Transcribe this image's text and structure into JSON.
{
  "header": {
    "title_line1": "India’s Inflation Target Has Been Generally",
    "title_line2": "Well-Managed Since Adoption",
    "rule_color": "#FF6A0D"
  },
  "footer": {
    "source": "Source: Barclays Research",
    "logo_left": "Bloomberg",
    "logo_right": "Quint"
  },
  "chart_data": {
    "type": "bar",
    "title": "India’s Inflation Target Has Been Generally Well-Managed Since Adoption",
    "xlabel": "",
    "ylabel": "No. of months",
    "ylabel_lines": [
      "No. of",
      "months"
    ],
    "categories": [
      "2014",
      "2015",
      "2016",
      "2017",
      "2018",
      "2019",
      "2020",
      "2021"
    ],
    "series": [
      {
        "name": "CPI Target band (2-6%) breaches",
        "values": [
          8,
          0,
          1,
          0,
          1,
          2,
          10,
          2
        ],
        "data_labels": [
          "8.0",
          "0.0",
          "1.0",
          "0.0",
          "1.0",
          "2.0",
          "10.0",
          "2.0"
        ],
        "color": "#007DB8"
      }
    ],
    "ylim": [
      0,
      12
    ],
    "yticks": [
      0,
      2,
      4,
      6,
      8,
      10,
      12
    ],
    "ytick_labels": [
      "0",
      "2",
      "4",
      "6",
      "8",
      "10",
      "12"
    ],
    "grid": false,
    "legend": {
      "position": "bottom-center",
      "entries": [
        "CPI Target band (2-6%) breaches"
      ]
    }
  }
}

> [Exercise goal]
Extract each line of the material exactly as it stands.

> [Answer to this task]
Transcribe this image's text and structure into JSON.
{
  "header": {
    "title_line1": "India’s Inflation Target Has Been Generally",
    "title_line2": "Well-Managed Since Adoption",
    "rule_color": "#FF6A0D"
  },
  "footer": {
    "source": "Source: Barclays Research",
    "logo_left": "Bloomberg",
    "logo_right": "Quint"
  },
  "chart_data": {
    "type": "bar",
    "title": "India’s Inflation Target Has Been Generally Well-Managed Since Adoption",
    "xlabel": "",
    "ylabel": "No. of months",
    "ylabel_lines": [
      "No. of",
      "months"
    ],
    "categories": [
      "2014",
      "2015",
      "2016",
      "2017",
      "2018",
      "2019",
      "2020",
      "2021"
    ],
    "series": [
      {
        "name": "CPI Target band (2-6%) breaches",
        "values": [
          8,
          0,
          1,
          0,
          1,
          2,
          10,
          2
        ],
        "data_labels": [
          "8.0",
          "0.0",
          "1.0",
          "0.0",
          "1.0",
          "2.0",
          "10.0",
          "2.0"
        ],
        "color": "#007DB8"
      }
    ],
    "ylim": [
      0,
      12
    ],
    "yticks": [
      0,
      2,
      4,
      6,
      8,
      10,
      12
    ],
    "ytick_labels": [
      "0",
      "2",
      "4",
      "6",
      "8",
      "10",
      "12"
    ],
    "grid": false,
    "legend": {
      "position": "bottom-center",
      "entries": [
        "CPI Target band (2-6%) breaches"
      ]
    }
  }
}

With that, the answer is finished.